_Given problem_. Return the whole listing exactly as it stands.

_Extracted records_.

[START]

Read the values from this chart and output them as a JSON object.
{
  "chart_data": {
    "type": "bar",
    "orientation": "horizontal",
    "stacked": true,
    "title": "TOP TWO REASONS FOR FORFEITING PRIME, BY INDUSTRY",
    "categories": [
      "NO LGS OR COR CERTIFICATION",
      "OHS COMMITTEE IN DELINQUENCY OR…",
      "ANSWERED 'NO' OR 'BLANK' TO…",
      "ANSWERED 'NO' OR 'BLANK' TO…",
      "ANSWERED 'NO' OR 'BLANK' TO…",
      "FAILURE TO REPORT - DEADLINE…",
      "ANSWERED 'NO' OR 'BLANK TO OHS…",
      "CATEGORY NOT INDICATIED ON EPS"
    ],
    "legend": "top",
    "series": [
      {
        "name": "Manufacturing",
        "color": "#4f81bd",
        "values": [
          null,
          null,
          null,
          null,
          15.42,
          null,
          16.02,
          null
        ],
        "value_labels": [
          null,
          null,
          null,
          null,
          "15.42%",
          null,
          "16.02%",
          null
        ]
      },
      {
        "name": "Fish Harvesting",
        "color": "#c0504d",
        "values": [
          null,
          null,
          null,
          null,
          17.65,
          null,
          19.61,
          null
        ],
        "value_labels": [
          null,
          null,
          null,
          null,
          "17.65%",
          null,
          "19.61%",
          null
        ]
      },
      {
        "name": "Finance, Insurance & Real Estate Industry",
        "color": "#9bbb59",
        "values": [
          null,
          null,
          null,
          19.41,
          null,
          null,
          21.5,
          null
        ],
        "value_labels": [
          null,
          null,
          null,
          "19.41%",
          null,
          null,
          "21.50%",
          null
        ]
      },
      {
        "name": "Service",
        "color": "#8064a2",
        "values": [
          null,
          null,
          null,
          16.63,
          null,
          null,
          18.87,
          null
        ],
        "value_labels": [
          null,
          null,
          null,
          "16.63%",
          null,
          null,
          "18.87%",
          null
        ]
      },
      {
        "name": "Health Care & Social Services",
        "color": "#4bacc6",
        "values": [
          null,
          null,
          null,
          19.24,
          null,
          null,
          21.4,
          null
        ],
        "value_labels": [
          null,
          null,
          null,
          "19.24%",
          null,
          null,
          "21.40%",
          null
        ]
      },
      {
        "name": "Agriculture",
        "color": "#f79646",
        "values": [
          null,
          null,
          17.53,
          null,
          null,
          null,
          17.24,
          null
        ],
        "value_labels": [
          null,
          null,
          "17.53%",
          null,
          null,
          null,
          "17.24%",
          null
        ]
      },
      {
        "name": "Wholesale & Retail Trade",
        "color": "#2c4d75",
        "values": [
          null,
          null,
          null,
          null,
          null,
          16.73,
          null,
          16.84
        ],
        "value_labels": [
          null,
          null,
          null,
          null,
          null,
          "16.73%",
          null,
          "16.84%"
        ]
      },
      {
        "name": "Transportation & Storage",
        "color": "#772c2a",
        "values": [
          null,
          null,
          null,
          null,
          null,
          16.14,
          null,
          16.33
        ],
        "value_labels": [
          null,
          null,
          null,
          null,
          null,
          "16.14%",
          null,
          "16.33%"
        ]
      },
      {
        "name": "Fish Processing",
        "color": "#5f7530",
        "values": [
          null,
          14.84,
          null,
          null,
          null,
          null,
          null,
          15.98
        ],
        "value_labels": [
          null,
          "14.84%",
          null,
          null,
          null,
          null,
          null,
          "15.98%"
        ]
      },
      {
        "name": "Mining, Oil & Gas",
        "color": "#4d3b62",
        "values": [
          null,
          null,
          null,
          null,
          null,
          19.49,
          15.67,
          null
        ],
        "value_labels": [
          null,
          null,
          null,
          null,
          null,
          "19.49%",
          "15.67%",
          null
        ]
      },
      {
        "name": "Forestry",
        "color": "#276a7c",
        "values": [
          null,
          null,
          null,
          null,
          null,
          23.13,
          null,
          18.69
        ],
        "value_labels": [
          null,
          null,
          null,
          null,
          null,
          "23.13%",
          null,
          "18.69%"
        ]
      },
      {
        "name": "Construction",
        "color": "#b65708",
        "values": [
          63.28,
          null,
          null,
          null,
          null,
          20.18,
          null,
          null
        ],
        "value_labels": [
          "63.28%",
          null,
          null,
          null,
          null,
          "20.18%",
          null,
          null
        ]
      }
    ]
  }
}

[END]

_Task output_.
Read the values from this chart and output them as a JSON object.
{
  "chart_data": {
    "type": "bar",
    "orientation": "horizontal",
    "stacked": true,
    "title": "TOP TWO REASONS FOR FORFEITING PRIME, BY INDUSTRY",
    "categories": [
      "NO LGS OR COR CERTIFICATION",
      "OHS COMMITTEE IN DELINQUENCY OR…",
      "ANSWERED 'NO' OR 'BLANK' TO…",
      "ANSWERED 'NO' OR 'BLANK' TO…",
      "ANSWERED 'NO' OR 'BLANK' TO…",
      "FAILURE TO REPORT - DEADLINE…",
      "ANSWERED 'NO' OR 'BLANK TO OHS…",
      "CATEGORY NOT INDICATIED ON EPS"
    ],
    "legend": "top",
    "series": [
      {
        "name": "Manufacturing",
        "color": "#4f81bd",
        "values": [
          null,
          null,
          null,
          null,
          15.42,
          null,
          16.02,
          null
        ],
        "value_labels": [
          null,
          null,
          null,
          null,
          "15.42%",
          null,
          "16.02%",
          null
        ]
      },
      {
        "name": "Fish Harvesting",
        "color": "#c0504d",
        "values": [
          null,
          null,
          null,
          null,
          17.65,
          null,
          19.61,
          null
        ],
        "value_labels": [
          null,
          null,
          null,
          null,
          "17.65%",
          null,
          "19.61%",
          null
        ]
      },
      {
        "name": "Finance, Insurance & Real Estate Industry",
        "color": "#9bbb59",
        "values": [
          null,
          null,
          null,
          19.41,
          null,
          null,
          21.5,
          null
        ],
        "value_labels": [
          null,
          null,
          null,
          "19.41%",
          null,
          null,
          "21.50%",
          null
        ]
      },
      {
        "name": "Service",
        "color": "#8064a2",
        "values": [
          null,
          null,
          null,
          16.63,
          null,
          null,
          18.87,
          null
        ],
        "value_labels": [
          null,
          null,
          null,
          "16.63%",
          null,
          null,
          "18.87%",
          null
        ]
      },
      {
        "name": "Health Care & Social Services",
        "color": "#4bacc6",
        "values": [
          null,
          null,
          null,
          19.24,
          null,
          null,
          21.4,
          null
        ],
        "value_labels": [
          null,
          null,
          null,
          "19.24%",
          null,
          null,
          "21.40%",
          null
        ]
      },
      {
        "name": "Agriculture",
        "color": "#f79646",
        "values": [
          null,
          null,
          17.53,
          null,
          null,
          null,
          17.24,
          null
        ],
        "value_labels": [
          null,
          null,
          "17.53%",
          null,
          null,
          null,
          "17.24%",
          null
        ]
      },
      {
        "name": "Wholesale & Retail Trade",
        "color": "#2c4d75",
        "values": [
          null,
          null,
          null,
          null,
          null,
          16.73,
          null,
          16.84
        ],
        "value_labels": [
          null,
          null,
          null,
          null,
          null,
          "16.73%",
          null,
          "16.84%"
        ]
      },
      {
        "name": "Transportation & Storage",
        "color": "#772c2a",
        "values": [
          null,
          null,
          null,
          null,
          null,
          16.14,
          null,
          16.33
        ],
        "value_labels": [
          null,
          null,
          null,
          null,
          null,
          "16.14%",
          null,
          "16.33%"
        ]
      },
      {
        "name": "Fish Processing",
        "color": "#5f7530",
        "values": [
          null,
          14.84,
          null,
          null,
          null,
          null,
          null,
          15.98
        ],
        "value_labels": [
          null,
          "14.84%",
          null,
          null,
          null,
          null,
          null,
          "15.98%"
        ]
      },
      {
        "name": "Mining, Oil & Gas",
        "color": "#4d3b62",
        "values": [
          null,
          null,
          null,
          null,
          null,
          19.49,
          15.67,
          null
        ],
        "value_labels": [
          null,
          null,
          null,
          null,
          null,
          "19.49%",
          "15.67%",
          null
        ]
      },
      {
        "name": "Forestry",
        "color": "#276a7c",
        "values": [
          null,
          null,
          null,
          null,
          null,
          23.13,
          null,
          18.69
        ],
        "value_labels": [
          null,
          null,
          null,
          null,
          null,
          "23.13%",
          null,
          "18.69%"
        ]
      },
      {
        "name": "Construction",
        "color": "#b65708",
        "values": [
          63.28,
          null,
          null,
          null,
          null,
          20.18,
          null,
          null
        ],
        "value_labels": [
          "63.28%",
          null,
          null,
          null,
          null,
          "20.18%",
          null,
          null
        ]
      }
    ]
  }
}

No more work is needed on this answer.